(Extracts from a graphics dataset)
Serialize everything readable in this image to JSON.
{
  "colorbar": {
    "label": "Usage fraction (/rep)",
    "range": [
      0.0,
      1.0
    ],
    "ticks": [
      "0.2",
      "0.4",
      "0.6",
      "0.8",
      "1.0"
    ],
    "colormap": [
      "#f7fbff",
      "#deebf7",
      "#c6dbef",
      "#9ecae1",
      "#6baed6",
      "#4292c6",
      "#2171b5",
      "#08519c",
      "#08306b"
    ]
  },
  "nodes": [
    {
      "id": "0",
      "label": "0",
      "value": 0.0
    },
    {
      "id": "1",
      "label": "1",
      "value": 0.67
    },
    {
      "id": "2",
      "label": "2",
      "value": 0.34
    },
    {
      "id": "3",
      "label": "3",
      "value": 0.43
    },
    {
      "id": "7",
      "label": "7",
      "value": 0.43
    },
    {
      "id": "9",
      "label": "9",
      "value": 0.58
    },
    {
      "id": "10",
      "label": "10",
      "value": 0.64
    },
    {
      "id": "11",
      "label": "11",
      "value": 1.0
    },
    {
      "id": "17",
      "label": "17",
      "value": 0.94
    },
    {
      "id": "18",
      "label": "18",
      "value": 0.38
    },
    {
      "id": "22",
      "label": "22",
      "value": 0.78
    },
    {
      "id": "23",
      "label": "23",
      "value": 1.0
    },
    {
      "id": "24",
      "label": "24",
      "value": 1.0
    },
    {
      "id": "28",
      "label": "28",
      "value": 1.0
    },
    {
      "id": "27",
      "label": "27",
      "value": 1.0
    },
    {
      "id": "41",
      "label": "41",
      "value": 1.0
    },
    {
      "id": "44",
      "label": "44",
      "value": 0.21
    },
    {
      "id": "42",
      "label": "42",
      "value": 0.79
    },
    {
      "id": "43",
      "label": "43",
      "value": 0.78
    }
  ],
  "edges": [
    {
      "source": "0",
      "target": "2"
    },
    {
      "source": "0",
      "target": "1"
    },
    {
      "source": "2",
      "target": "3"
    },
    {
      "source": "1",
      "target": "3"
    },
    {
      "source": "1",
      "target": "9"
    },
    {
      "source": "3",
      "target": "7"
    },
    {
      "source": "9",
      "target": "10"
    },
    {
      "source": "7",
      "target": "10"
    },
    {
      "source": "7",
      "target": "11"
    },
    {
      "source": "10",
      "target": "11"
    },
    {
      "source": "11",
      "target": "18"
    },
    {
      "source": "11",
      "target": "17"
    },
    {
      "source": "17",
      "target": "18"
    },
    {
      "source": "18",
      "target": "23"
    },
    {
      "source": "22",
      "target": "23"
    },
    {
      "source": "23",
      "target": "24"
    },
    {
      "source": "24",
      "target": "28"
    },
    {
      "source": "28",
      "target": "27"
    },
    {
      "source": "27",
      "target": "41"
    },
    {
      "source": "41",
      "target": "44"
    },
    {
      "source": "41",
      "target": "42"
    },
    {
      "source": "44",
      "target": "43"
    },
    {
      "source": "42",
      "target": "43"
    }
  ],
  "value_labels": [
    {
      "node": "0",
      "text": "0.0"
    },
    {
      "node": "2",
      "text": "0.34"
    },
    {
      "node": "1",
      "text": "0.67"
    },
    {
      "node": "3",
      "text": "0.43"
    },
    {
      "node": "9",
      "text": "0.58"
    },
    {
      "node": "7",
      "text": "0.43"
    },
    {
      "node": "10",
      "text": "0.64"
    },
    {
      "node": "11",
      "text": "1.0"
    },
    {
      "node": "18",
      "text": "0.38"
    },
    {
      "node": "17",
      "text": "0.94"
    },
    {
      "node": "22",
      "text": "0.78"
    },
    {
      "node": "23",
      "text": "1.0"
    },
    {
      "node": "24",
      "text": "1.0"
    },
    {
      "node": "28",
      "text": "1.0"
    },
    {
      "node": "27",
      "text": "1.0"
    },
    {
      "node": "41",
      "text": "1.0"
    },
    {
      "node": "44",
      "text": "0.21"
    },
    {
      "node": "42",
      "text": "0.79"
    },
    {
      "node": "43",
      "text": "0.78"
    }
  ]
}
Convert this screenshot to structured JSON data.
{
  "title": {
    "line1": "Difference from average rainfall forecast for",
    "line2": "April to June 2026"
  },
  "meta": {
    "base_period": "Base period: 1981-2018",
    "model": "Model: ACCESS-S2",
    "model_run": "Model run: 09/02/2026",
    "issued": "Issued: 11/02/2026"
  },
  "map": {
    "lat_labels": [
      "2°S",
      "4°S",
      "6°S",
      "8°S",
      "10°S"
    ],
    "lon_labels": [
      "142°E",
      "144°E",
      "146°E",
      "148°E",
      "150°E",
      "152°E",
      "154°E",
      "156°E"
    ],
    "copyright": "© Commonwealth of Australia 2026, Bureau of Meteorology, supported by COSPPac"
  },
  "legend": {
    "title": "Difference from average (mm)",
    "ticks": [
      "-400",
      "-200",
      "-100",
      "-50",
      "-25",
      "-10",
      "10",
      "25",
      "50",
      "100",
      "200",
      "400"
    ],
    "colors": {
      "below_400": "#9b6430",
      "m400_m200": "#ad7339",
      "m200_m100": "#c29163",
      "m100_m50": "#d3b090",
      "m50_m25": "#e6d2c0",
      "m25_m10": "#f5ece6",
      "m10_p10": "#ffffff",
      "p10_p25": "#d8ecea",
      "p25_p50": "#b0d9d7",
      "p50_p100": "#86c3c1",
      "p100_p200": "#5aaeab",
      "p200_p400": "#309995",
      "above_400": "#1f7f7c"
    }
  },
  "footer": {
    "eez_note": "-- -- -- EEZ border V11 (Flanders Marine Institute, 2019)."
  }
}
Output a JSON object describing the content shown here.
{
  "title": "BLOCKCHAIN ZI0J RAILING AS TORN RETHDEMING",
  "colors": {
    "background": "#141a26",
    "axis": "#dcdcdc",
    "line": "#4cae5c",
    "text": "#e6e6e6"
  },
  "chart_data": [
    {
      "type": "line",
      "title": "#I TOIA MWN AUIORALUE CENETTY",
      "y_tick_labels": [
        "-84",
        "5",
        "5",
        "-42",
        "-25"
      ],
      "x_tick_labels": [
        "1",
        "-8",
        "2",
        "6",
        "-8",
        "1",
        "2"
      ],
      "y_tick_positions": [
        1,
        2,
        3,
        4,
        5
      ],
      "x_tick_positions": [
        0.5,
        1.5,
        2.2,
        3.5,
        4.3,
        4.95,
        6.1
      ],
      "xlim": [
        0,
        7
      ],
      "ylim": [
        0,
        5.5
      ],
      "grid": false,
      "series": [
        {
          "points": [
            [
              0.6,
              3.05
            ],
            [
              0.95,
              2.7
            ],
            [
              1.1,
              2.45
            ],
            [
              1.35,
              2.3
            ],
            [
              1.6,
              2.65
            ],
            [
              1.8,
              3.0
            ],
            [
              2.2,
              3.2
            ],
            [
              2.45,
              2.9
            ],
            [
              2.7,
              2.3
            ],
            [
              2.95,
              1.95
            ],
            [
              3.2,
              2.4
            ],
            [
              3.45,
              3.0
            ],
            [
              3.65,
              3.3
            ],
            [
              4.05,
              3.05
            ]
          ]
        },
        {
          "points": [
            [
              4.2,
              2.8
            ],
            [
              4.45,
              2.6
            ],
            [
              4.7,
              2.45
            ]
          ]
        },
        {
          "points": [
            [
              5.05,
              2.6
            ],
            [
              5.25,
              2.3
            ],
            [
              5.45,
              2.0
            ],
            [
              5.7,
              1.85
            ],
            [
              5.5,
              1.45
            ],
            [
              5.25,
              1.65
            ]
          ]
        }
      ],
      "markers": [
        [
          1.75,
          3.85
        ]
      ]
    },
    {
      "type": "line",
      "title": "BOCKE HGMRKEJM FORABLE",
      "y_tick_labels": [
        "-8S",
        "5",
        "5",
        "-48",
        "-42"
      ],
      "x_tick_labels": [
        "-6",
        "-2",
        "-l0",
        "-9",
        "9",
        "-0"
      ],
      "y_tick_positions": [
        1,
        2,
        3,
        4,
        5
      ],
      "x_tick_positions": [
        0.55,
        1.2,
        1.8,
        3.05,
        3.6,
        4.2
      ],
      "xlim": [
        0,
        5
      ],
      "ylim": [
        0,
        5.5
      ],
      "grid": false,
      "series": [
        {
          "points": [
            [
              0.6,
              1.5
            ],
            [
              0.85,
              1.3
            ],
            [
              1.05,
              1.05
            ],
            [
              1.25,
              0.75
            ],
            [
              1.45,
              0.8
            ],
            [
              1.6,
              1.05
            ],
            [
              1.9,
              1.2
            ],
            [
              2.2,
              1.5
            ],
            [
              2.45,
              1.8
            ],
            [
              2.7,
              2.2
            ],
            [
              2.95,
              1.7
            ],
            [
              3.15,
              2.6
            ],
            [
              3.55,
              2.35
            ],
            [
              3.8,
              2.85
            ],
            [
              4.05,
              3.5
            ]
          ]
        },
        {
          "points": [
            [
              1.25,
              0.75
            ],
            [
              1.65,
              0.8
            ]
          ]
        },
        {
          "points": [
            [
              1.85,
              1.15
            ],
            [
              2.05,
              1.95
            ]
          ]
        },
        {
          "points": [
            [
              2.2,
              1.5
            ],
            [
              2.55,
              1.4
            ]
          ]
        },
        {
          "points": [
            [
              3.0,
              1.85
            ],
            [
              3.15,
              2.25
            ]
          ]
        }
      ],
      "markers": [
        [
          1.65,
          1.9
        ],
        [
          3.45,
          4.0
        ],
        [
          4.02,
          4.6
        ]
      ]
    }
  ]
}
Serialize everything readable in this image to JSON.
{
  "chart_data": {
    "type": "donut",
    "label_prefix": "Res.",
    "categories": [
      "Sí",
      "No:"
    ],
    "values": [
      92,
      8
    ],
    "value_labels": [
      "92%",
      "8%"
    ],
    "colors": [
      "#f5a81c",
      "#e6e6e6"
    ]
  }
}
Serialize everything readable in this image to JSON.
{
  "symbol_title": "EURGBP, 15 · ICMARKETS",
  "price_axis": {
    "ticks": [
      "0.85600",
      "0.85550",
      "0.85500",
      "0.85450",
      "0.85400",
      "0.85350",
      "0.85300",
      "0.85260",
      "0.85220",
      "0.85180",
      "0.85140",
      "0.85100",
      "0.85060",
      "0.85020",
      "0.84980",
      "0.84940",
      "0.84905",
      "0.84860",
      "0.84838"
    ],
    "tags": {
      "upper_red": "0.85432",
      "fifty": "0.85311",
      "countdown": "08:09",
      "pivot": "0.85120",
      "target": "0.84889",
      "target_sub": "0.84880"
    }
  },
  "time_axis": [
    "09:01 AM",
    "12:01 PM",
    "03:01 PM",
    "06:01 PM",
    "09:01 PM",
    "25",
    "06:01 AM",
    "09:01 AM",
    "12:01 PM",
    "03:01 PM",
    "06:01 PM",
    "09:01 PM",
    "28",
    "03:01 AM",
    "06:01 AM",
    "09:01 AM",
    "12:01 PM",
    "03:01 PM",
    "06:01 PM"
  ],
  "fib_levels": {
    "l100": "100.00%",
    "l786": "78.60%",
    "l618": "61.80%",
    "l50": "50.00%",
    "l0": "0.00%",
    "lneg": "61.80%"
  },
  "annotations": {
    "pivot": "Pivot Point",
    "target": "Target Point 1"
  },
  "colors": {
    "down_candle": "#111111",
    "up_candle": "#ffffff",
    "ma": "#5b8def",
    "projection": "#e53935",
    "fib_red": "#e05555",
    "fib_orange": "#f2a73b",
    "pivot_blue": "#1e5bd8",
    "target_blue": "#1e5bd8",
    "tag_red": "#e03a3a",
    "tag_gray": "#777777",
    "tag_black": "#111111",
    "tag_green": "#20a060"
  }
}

# Task brief
Pull out all lines containing the word "Model" from the entries above.

# Complete answer
    "model": "Model: ACCESS-S2",
    "model_run": "Model run: 09/02/2026",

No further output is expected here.